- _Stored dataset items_
·····
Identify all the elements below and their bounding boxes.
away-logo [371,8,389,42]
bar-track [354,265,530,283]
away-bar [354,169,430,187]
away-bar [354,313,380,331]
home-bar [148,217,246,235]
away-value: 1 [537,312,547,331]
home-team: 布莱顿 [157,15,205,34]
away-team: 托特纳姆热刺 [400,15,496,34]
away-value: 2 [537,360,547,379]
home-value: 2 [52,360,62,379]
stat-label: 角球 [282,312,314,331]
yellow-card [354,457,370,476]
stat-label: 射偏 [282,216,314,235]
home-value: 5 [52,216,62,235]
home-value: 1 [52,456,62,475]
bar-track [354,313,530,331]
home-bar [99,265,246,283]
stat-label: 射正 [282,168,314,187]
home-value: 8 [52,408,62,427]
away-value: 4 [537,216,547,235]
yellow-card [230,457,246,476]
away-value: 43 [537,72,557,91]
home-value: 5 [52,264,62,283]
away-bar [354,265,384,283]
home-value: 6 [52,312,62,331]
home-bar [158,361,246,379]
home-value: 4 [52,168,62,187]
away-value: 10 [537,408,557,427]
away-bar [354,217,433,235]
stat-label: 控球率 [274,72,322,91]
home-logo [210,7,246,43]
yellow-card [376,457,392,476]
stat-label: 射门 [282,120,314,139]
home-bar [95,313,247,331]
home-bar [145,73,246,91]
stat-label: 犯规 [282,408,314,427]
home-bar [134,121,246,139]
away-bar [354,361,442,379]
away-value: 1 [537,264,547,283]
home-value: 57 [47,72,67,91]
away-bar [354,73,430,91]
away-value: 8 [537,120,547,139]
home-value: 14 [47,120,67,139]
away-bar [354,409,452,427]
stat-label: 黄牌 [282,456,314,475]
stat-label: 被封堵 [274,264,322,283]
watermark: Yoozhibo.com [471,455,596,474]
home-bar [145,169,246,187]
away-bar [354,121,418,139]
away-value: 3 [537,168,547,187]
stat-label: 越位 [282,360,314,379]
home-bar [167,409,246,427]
·····
- _WORK TO DO_
Copy out the lines of the records from the very first one through the line holding "home-value: 2 [52,360,62,379]", with that line included.

- _RESULT OF THIS EXERCISE_
Identify all the elements below and their bounding boxes.
away-logo [371,8,389,42]
bar-track [354,265,530,283]
away-bar [354,169,430,187]
away-bar [354,313,380,331]
home-bar [148,217,246,235]
away-value: 1 [537,312,547,331]
home-team: 布莱顿 [157,15,205,34]
away-team: 托特纳姆热刺 [400,15,496,34]
away-value: 2 [537,360,547,379]
home-value: 2 [52,360,62,379]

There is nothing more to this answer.